● **WHAT THE TASK ASKS**:
For each line below that includes the word "大力支持充电基础设施超前建设", make a copy.

● **RECORD SET**:
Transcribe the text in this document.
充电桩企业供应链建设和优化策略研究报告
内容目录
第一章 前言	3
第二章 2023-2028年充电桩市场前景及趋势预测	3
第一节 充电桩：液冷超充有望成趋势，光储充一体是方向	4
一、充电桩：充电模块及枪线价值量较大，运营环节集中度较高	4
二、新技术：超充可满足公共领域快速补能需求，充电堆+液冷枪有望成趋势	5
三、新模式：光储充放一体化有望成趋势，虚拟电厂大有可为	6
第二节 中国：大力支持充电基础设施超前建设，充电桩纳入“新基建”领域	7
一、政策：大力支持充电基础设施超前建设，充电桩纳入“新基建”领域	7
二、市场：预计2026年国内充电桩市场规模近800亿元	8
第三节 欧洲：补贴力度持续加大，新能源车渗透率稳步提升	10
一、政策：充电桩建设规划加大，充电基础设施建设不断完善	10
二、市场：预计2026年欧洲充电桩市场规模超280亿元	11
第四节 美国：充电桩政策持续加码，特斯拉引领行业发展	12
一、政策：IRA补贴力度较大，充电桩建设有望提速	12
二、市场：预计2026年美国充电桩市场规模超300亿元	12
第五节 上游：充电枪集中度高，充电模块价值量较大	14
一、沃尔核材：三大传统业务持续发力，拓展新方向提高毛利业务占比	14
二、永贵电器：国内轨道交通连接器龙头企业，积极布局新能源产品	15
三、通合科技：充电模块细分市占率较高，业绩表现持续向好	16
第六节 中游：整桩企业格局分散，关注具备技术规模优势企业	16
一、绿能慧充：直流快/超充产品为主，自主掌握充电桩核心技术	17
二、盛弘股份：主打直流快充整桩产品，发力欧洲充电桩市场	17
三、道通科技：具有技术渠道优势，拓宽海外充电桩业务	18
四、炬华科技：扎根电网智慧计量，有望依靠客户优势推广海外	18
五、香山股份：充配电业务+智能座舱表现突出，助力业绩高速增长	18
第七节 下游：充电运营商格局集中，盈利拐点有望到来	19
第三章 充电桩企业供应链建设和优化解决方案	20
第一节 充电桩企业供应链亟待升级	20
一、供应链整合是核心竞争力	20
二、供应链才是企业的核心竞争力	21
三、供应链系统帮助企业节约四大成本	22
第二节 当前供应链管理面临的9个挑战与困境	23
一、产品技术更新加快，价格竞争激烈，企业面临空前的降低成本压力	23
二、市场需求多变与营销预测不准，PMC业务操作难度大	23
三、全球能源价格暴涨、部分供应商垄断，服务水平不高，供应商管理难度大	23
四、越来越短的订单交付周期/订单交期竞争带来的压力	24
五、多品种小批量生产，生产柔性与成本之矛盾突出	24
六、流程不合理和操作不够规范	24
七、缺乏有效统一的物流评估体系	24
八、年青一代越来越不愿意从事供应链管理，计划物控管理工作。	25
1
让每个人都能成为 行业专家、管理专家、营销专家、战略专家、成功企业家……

● **ANSWER IN FULL**:
第二节 中国：大力支持充电基础设施超前建设，充电桩纳入“新基建”领域	7
一、政策：大力支持充电基础设施超前建设，充电桩纳入“新基建”领域	7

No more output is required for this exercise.